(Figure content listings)

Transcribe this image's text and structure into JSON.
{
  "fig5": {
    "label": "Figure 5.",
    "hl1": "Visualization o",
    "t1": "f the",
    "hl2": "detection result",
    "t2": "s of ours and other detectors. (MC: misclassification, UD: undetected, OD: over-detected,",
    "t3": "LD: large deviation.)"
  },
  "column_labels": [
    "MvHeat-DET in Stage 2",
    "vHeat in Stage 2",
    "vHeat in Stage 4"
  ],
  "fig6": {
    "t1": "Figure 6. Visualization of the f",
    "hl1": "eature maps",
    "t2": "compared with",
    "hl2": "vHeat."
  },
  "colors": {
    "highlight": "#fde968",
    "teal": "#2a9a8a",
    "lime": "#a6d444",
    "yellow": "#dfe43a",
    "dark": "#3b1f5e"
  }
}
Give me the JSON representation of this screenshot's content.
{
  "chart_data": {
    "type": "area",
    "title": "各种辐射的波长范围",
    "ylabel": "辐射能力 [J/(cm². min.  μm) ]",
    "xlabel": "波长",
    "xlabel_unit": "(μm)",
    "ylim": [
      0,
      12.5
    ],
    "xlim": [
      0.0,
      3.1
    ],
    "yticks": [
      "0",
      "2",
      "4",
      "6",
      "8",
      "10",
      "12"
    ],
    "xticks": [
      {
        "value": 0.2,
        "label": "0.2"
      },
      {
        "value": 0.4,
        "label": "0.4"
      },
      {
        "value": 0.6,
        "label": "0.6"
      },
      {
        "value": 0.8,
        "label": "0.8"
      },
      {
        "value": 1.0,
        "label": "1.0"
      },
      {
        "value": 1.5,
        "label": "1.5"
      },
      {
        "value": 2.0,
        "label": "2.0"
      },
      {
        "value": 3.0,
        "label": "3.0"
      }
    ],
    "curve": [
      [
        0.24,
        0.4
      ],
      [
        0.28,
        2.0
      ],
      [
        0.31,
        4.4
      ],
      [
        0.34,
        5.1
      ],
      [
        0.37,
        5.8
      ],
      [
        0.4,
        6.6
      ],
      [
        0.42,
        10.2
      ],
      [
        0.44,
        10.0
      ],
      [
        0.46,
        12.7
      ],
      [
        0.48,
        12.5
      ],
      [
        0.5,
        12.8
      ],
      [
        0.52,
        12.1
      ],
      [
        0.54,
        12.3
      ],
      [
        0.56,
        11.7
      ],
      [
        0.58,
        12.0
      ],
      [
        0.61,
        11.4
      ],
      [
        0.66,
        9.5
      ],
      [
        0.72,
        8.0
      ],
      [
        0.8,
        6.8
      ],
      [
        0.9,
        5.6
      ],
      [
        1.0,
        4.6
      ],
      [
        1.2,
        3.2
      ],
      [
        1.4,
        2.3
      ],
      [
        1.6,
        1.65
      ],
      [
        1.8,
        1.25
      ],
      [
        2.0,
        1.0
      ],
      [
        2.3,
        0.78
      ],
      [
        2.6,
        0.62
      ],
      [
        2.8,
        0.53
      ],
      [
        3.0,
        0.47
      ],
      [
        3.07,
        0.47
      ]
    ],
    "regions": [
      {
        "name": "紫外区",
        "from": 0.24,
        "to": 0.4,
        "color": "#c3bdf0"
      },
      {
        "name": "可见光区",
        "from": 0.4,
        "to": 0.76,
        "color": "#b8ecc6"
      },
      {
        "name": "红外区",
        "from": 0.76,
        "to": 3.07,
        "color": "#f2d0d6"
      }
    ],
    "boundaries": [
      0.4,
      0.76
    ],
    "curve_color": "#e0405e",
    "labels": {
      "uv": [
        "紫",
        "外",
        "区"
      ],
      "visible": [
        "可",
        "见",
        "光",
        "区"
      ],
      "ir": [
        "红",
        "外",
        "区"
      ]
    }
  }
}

Written exercise = Each line of the material above needs to be quoted exactly, please.

Solution to the problem =
Transcribe this image's text and structure into JSON.
{
  "fig5": {
    "label": "Figure 5.",
    "hl1": "Visualization o",
    "t1": "f the",
    "hl2": "detection result",
    "t2": "s of ours and other detectors. (MC: misclassification, UD: undetected, OD: over-detected,",
    "t3": "LD: large deviation.)"
  },
  "column_labels": [
    "MvHeat-DET in Stage 2",
    "vHeat in Stage 2",
    "vHeat in Stage 4"
  ],
  "fig6": {
    "t1": "Figure 6. Visualization of the f",
    "hl1": "eature maps",
    "t2": "compared with",
    "hl2": "vHeat."
  },
  "colors": {
    "highlight": "#fde968",
    "teal": "#2a9a8a",
    "lime": "#a6d444",
    "yellow": "#dfe43a",
    "dark": "#3b1f5e"
  }
}
Give me the JSON representation of this screenshot's content.
{
  "chart_data": {
    "type": "area",
    "title": "各种辐射的波长范围",
    "ylabel": "辐射能力 [J/(cm². min.  μm) ]",
    "xlabel": "波长",
    "xlabel_unit": "(μm)",
    "ylim": [
      0,
      12.5
    ],
    "xlim": [
      0.0,
      3.1
    ],
    "yticks": [
      "0",
      "2",
      "4",
      "6",
      "8",
      "10",
      "12"
    ],
    "xticks": [
      {
        "value": 0.2,
        "label": "0.2"
      },
      {
        "value": 0.4,
        "label": "0.4"
      },
      {
        "value": 0.6,
        "label": "0.6"
      },
      {
        "value": 0.8,
        "label": "0.8"
      },
      {
        "value": 1.0,
        "label": "1.0"
      },
      {
        "value": 1.5,
        "label": "1.5"
      },
      {
        "value": 2.0,
        "label": "2.0"
      },
      {
        "value": 3.0,
        "label": "3.0"
      }
    ],
    "curve": [
      [
        0.24,
        0.4
      ],
      [
        0.28,
        2.0
      ],
      [
        0.31,
        4.4
      ],
      [
        0.34,
        5.1
      ],
      [
        0.37,
        5.8
      ],
      [
        0.4,
        6.6
      ],
      [
        0.42,
        10.2
      ],
      [
        0.44,
        10.0
      ],
      [
        0.46,
        12.7
      ],
      [
        0.48,
        12.5
      ],
      [
        0.5,
        12.8
      ],
      [
        0.52,
        12.1
      ],
      [
        0.54,
        12.3
      ],
      [
        0.56,
        11.7
      ],
      [
        0.58,
        12.0
      ],
      [
        0.61,
        11.4
      ],
      [
        0.66,
        9.5
      ],
      [
        0.72,
        8.0
      ],
      [
        0.8,
        6.8
      ],
      [
        0.9,
        5.6
      ],
      [
        1.0,
        4.6
      ],
      [
        1.2,
        3.2
      ],
      [
        1.4,
        2.3
      ],
      [
        1.6,
        1.65
      ],
      [
        1.8,
        1.25
      ],
      [
        2.0,
        1.0
      ],
      [
        2.3,
        0.78
      ],
      [
        2.6,
        0.62
      ],
      [
        2.8,
        0.53
      ],
      [
        3.0,
        0.47
      ],
      [
        3.07,
        0.47
      ]
    ],
    "regions": [
      {
        "name": "紫外区",
        "from": 0.24,
        "to": 0.4,
        "color": "#c3bdf0"
      },
      {
        "name": "可见光区",
        "from": 0.4,
        "to": 0.76,
        "color": "#b8ecc6"
      },
      {
        "name": "红外区",
        "from": 0.76,
        "to": 3.07,
        "color": "#f2d0d6"
      }
    ],
    "boundaries": [
      0.4,
      0.76
    ],
    "curve_color": "#e0405e",
    "labels": {
      "uv": [
        "紫",
        "外",
        "区"
      ],
      "visible": [
        "可",
        "见",
        "光",
        "区"
      ],
      "ir": [
        "红",
        "外",
        "区"
      ]
    }
  }
}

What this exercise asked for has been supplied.